Set exercise - Leave out the pictures and transcribe everything else exactly.

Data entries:
• • • •

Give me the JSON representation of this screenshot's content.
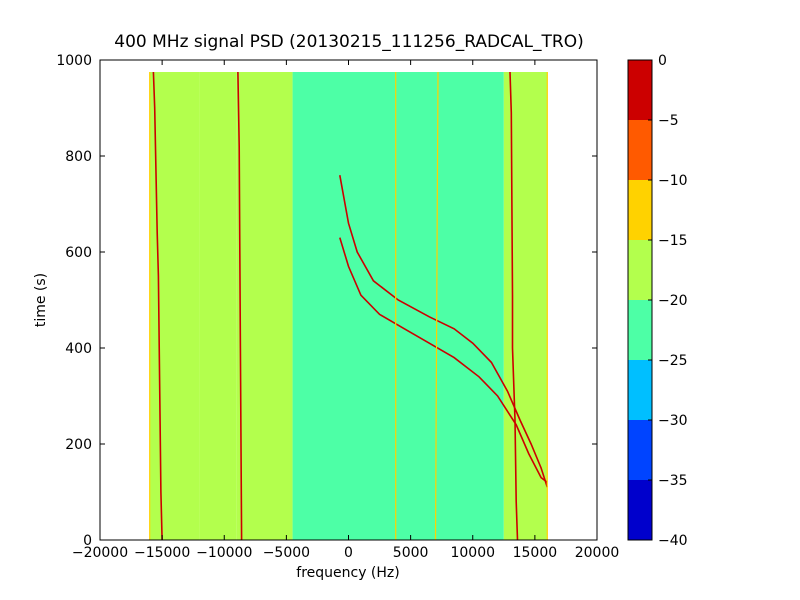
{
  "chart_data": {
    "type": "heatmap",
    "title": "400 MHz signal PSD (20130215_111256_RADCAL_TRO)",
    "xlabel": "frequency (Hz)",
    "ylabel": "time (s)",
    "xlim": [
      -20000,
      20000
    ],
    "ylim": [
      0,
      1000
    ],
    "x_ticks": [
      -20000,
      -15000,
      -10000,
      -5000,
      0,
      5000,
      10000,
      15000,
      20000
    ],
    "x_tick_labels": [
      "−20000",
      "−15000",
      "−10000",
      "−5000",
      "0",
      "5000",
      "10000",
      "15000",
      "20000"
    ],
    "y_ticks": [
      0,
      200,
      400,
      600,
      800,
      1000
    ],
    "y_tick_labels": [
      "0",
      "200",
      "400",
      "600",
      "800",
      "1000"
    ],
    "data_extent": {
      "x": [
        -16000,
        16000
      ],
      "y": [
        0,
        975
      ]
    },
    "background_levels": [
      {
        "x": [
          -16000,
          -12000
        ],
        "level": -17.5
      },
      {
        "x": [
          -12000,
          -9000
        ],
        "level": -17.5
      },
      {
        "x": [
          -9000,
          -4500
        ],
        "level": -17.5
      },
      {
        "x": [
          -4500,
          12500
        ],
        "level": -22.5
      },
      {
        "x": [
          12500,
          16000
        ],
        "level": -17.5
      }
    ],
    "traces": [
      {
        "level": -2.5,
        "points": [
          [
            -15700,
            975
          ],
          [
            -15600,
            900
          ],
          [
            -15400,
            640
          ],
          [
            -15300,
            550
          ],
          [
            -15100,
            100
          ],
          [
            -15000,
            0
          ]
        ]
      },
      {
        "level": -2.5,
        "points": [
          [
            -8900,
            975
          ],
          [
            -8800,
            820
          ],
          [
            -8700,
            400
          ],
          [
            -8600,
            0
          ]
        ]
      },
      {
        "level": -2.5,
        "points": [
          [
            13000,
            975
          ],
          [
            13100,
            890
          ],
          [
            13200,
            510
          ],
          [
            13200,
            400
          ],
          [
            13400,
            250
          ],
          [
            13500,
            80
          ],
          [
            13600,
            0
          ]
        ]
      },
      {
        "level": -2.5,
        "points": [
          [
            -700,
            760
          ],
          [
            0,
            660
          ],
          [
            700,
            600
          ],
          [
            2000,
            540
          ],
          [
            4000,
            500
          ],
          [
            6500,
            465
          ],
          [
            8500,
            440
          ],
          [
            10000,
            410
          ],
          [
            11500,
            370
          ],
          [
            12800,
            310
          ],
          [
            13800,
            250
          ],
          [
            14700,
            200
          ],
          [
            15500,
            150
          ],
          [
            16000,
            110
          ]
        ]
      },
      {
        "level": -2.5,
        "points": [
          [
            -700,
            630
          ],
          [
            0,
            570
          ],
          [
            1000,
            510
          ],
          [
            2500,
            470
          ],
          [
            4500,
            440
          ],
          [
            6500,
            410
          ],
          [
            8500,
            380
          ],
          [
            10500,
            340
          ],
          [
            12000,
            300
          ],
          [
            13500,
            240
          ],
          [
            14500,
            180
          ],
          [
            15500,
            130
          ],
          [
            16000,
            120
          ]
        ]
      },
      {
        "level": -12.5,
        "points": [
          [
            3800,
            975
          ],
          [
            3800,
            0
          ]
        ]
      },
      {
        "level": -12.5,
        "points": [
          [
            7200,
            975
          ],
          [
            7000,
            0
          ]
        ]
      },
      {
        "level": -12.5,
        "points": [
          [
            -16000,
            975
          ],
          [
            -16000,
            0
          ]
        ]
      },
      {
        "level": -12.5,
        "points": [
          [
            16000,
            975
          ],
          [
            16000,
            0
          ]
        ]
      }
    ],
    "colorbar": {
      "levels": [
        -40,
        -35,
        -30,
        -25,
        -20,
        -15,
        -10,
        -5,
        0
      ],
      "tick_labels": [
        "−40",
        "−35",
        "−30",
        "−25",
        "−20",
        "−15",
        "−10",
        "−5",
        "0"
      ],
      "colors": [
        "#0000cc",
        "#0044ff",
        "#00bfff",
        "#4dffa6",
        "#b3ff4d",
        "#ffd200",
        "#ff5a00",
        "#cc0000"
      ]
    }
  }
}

• • • •

Response to the task -
Give me the JSON representation of this screenshot's content.
{
  "chart_data": {
    "type": "heatmap",
    "title": "400 MHz signal PSD (20130215_111256_RADCAL_TRO)",
    "xlabel": "frequency (Hz)",
    "ylabel": "time (s)",
    "xlim": [
      -20000,
      20000
    ],
    "ylim": [
      0,
      1000
    ],
    "x_ticks": [
      -20000,
      -15000,
      -10000,
      -5000,
      0,
      5000,
      10000,
      15000,
      20000
    ],
    "x_tick_labels": [
      "−20000",
      "−15000",
      "−10000",
      "−5000",
      "0",
      "5000",
      "10000",
      "15000",
      "20000"
    ],
    "y_ticks": [
      0,
      200,
      400,
      600,
      800,
      1000
    ],
    "y_tick_labels": [
      "0",
      "200",
      "400",
      "600",
      "800",
      "1000"
    ],
    "data_extent": {
      "x": [
        -16000,
        16000
      ],
      "y": [
        0,
        975
      ]
    },
    "background_levels": [
      {
        "x": [
          -16000,
          -12000
        ],
        "level": -17.5
      },
      {
        "x": [
          -12000,
          -9000
        ],
        "level": -17.5
      },
      {
        "x": [
          -9000,
          -4500
        ],
        "level": -17.5
      },
      {
        "x": [
          -4500,
          12500
        ],
        "level": -22.5
      },
      {
        "x": [
          12500,
          16000
        ],
        "level": -17.5
      }
    ],
    "traces": [
      {
        "level": -2.5,
        "points": [
          [
            -15700,
            975
          ],
          [
            -15600,
            900
          ],
          [
            -15400,
            640
          ],
          [
            -15300,
            550
          ],
          [
            -15100,
            100
          ],
          [
            -15000,
            0
          ]
        ]
      },
      {
        "level": -2.5,
        "points": [
          [
            -8900,
            975
          ],
          [
            -8800,
            820
          ],
          [
            -8700,
            400
          ],
          [
            -8600,
            0
          ]
        ]
      },
      {
        "level": -2.5,
        "points": [
          [
            13000,
            975
          ],
          [
            13100,
            890
          ],
          [
            13200,
            510
          ],
          [
            13200,
            400
          ],
          [
            13400,
            250
          ],
          [
            13500,
            80
          ],
          [
            13600,
            0
          ]
        ]
      },
      {
        "level": -2.5,
        "points": [
          [
            -700,
            760
          ],
          [
            0,
            660
          ],
          [
            700,
            600
          ],
          [
            2000,
            540
          ],
          [
            4000,
            500
          ],
          [
            6500,
            465
          ],
          [
            8500,
            440
          ],
          [
            10000,
            410
          ],
          [
            11500,
            370
          ],
          [
            12800,
            310
          ],
          [
            13800,
            250
          ],
          [
            14700,
            200
          ],
          [
            15500,
            150
          ],
          [
            16000,
            110
          ]
        ]
      },
      {
        "level": -2.5,
        "points": [
          [
            -700,
            630
          ],
          [
            0,
            570
          ],
          [
            1000,
            510
          ],
          [
            2500,
            470
          ],
          [
            4500,
            440
          ],
          [
            6500,
            410
          ],
          [
            8500,
            380
          ],
          [
            10500,
            340
          ],
          [
            12000,
            300
          ],
          [
            13500,
            240
          ],
          [
            14500,
            180
          ],
          [
            15500,
            130
          ],
          [
            16000,
            120
          ]
        ]
      },
      {
        "level": -12.5,
        "points": [
          [
            3800,
            975
          ],
          [
            3800,
            0
          ]
        ]
      },
      {
        "level": -12.5,
        "points": [
          [
            7200,
            975
          ],
          [
            7000,
            0
          ]
        ]
      },
      {
        "level": -12.5,
        "points": [
          [
            -16000,
            975
          ],
          [
            -16000,
            0
          ]
        ]
      },
      {
        "level": -12.5,
        "points": [
          [
            16000,
            975
          ],
          [
            16000,
            0
          ]
        ]
      }
    ],
    "colorbar": {
      "levels": [
        -40,
        -35,
        -30,
        -25,
        -20,
        -15,
        -10,
        -5,
        0
      ],
      "tick_labels": [
        "−40",
        "−35",
        "−30",
        "−25",
        "−20",
        "−15",
        "−10",
        "−5",
        "0"
      ],
      "colors": [
        "#0000cc",
        "#0044ff",
        "#00bfff",
        "#4dffa6",
        "#b3ff4d",
        "#ffd200",
        "#ff5a00",
        "#cc0000"
      ]
    }
  }
}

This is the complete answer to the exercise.